→ **RECORD EXCERPTS**
(begin)
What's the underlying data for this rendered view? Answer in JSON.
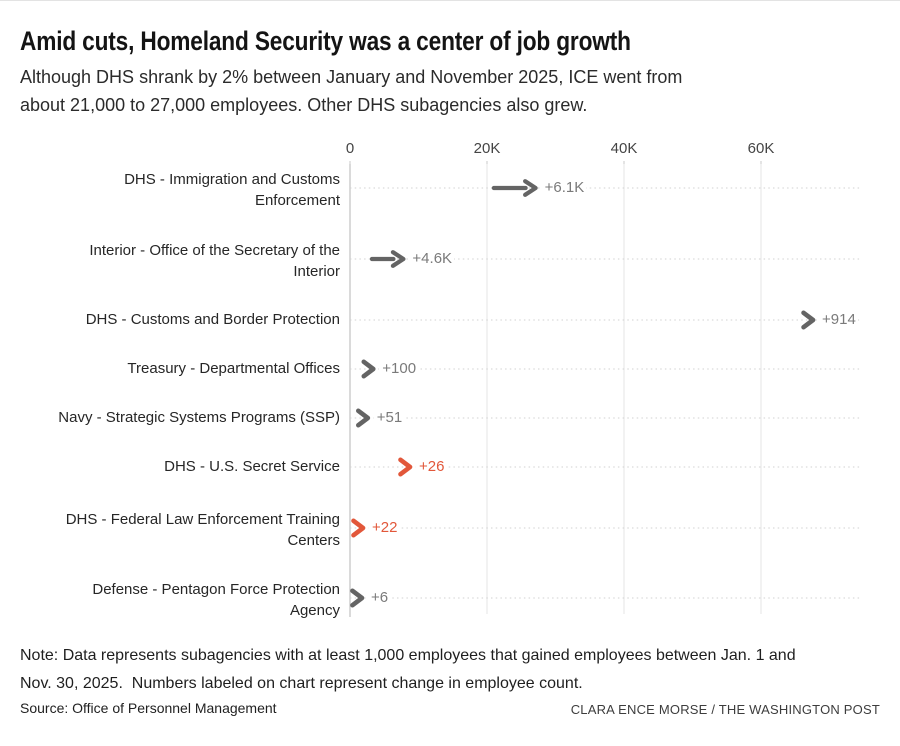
{
  "page": {
    "title": "Amid cuts, Homeland Security was a center of job growth",
    "subtitle": "Although DHS shrank by 2% between January and November 2025, ICE went from\nabout 21,000 to 27,000 employees. Other DHS subagencies also grew.",
    "note": "Note: Data represents subagencies with at least 1,000 employees that gained employees between Jan. 1 and\nNov. 30, 2025.  Numbers labeled on chart represent change in employee count.",
    "source": "Source: Office of Personnel Management",
    "credit": "CLARA ENCE MORSE / THE WASHINGTON POST"
  },
  "colors": {
    "accent_orange": "#e2573a",
    "arrow_gray": "#646464",
    "value_gray": "#7a7a7a",
    "gridline": "#e4e4e4",
    "zero_axis": "#b5b5b5",
    "tick": "#c9c9c9",
    "dotted_row_line": "#d2d2d2"
  },
  "chart_data": {
    "type": "arrow",
    "variant": "dumbbell-change",
    "description": "Arrows show change in employee count per federal subagency from Jan. 1 to Nov. 30, 2025; arrow runs from starting headcount to ending headcount.",
    "x_axis": {
      "tick_labels": [
        "0",
        "20K",
        "40K",
        "60K"
      ],
      "tick_values": [
        0,
        20000,
        40000,
        60000
      ],
      "range": [
        0,
        75000
      ],
      "unit": "employees"
    },
    "grid": true,
    "legend": false,
    "rows": [
      {
        "label_lines": [
          "DHS - Immigration and Customs",
          "Enforcement"
        ],
        "change_label": "+6.1K",
        "change": 6100,
        "start": 21000,
        "end": 27100,
        "highlighted": false
      },
      {
        "label_lines": [
          "Interior - Office of the Secretary of the",
          "Interior"
        ],
        "change_label": "+4.6K",
        "change": 4600,
        "start": 3200,
        "end": 7800,
        "highlighted": false
      },
      {
        "label_lines": [
          "DHS - Customs and Border Protection"
        ],
        "change_label": "+914",
        "change": 914,
        "start": 66700,
        "end": 67600,
        "highlighted": false
      },
      {
        "label_lines": [
          "Treasury - Departmental Offices"
        ],
        "change_label": "+100",
        "change": 100,
        "start": 3300,
        "end": 3400,
        "highlighted": false
      },
      {
        "label_lines": [
          "Navy - Strategic Systems Programs (SSP)"
        ],
        "change_label": "+51",
        "change": 51,
        "start": 2550,
        "end": 2600,
        "highlighted": false
      },
      {
        "label_lines": [
          "DHS - U.S. Secret Service"
        ],
        "change_label": "+26",
        "change": 26,
        "start": 8730,
        "end": 8760,
        "highlighted": true
      },
      {
        "label_lines": [
          "DHS - Federal Law Enforcement Training",
          "Centers"
        ],
        "change_label": "+22",
        "change": 22,
        "start": 1880,
        "end": 1900,
        "highlighted": true
      },
      {
        "label_lines": [
          "Defense - Pentagon Force Protection",
          "Agency"
        ],
        "change_label": "+6",
        "change": 6,
        "start": 1745,
        "end": 1750,
        "highlighted": false
      }
    ]
  }
}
(end)
→ **EXERCISE PROMPT**
Pick out and copy the lines of the entries that hold the string "subagencies".

→ **COMPLETED TASK**
    "subtitle": "Although DHS shrank by 2% between January and November 2025, ICE went from\nabout 21,000 to 27,000 employees. Other DHS subagencies also grew.",
    "note": "Note: Data represents subagencies with at least 1,000 employees that gained employees between Jan. 1 and\nNov. 30, 2025.  Numbers labeled on chart represent change in employee count.",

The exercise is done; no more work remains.